%%

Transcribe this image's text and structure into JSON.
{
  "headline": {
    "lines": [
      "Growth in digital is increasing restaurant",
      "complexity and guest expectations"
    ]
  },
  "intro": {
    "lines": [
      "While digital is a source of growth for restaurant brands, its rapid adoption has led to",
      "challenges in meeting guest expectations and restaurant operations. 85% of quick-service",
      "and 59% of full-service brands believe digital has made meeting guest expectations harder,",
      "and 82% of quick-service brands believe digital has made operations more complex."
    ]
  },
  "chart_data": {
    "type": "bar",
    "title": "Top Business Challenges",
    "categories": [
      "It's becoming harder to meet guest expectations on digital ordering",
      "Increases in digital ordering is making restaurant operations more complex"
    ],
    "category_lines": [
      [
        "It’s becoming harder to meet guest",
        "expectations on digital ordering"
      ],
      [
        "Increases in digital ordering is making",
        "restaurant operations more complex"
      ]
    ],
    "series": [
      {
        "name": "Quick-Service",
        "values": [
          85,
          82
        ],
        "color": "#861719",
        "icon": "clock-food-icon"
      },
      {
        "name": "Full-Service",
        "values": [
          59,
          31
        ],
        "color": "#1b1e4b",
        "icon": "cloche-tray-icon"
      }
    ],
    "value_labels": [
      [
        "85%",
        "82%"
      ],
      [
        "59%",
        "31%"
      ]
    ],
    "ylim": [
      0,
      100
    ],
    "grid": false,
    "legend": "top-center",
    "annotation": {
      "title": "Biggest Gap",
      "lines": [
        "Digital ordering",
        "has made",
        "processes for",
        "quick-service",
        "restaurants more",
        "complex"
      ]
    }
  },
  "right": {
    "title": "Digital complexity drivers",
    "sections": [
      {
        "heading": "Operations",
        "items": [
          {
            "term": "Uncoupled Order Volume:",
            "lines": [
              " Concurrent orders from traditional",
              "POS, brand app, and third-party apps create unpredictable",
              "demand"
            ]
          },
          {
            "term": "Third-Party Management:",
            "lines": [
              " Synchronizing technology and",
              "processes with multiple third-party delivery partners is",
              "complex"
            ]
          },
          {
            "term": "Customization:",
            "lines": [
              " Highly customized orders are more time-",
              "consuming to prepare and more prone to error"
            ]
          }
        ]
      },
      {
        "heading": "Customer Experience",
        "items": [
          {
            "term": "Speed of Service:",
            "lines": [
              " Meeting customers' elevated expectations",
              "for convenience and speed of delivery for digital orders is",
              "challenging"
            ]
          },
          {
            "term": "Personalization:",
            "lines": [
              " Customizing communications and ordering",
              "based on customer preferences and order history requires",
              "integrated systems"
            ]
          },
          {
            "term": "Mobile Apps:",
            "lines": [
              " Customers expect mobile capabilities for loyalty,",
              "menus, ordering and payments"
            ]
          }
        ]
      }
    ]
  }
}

%%

● **To be done**
Print the listing above in its entirety, with every line exact.

● **Response to this task**
Transcribe this image's text and structure into JSON.
{
  "headline": {
    "lines": [
      "Growth in digital is increasing restaurant",
      "complexity and guest expectations"
    ]
  },
  "intro": {
    "lines": [
      "While digital is a source of growth for restaurant brands, its rapid adoption has led to",
      "challenges in meeting guest expectations and restaurant operations. 85% of quick-service",
      "and 59% of full-service brands believe digital has made meeting guest expectations harder,",
      "and 82% of quick-service brands believe digital has made operations more complex."
    ]
  },
  "chart_data": {
    "type": "bar",
    "title": "Top Business Challenges",
    "categories": [
      "It's becoming harder to meet guest expectations on digital ordering",
      "Increases in digital ordering is making restaurant operations more complex"
    ],
    "category_lines": [
      [
        "It’s becoming harder to meet guest",
        "expectations on digital ordering"
      ],
      [
        "Increases in digital ordering is making",
        "restaurant operations more complex"
      ]
    ],
    "series": [
      {
        "name": "Quick-Service",
        "values": [
          85,
          82
        ],
        "color": "#861719",
        "icon": "clock-food-icon"
      },
      {
        "name": "Full-Service",
        "values": [
          59,
          31
        ],
        "color": "#1b1e4b",
        "icon": "cloche-tray-icon"
      }
    ],
    "value_labels": [
      [
        "85%",
        "82%"
      ],
      [
        "59%",
        "31%"
      ]
    ],
    "ylim": [
      0,
      100
    ],
    "grid": false,
    "legend": "top-center",
    "annotation": {
      "title": "Biggest Gap",
      "lines": [
        "Digital ordering",
        "has made",
        "processes for",
        "quick-service",
        "restaurants more",
        "complex"
      ]
    }
  },
  "right": {
    "title": "Digital complexity drivers",
    "sections": [
      {
        "heading": "Operations",
        "items": [
          {
            "term": "Uncoupled Order Volume:",
            "lines": [
              " Concurrent orders from traditional",
              "POS, brand app, and third-party apps create unpredictable",
              "demand"
            ]
          },
          {
            "term": "Third-Party Management:",
            "lines": [
              " Synchronizing technology and",
              "processes with multiple third-party delivery partners is",
              "complex"
            ]
          },
          {
            "term": "Customization:",
            "lines": [
              " Highly customized orders are more time-",
              "consuming to prepare and more prone to error"
            ]
          }
        ]
      },
      {
        "heading": "Customer Experience",
        "items": [
          {
            "term": "Speed of Service:",
            "lines": [
              " Meeting customers' elevated expectations",
              "for convenience and speed of delivery for digital orders is",
              "challenging"
            ]
          },
          {
            "term": "Personalization:",
            "lines": [
              " Customizing communications and ordering",
              "based on customer preferences and order history requires",
              "integrated systems"
            ]
          },
          {
            "term": "Mobile Apps:",
            "lines": [
              " Customers expect mobile capabilities for loyalty,",
              "menus, ordering and payments"
            ]
          }
        ]
      }
    ]
  }
}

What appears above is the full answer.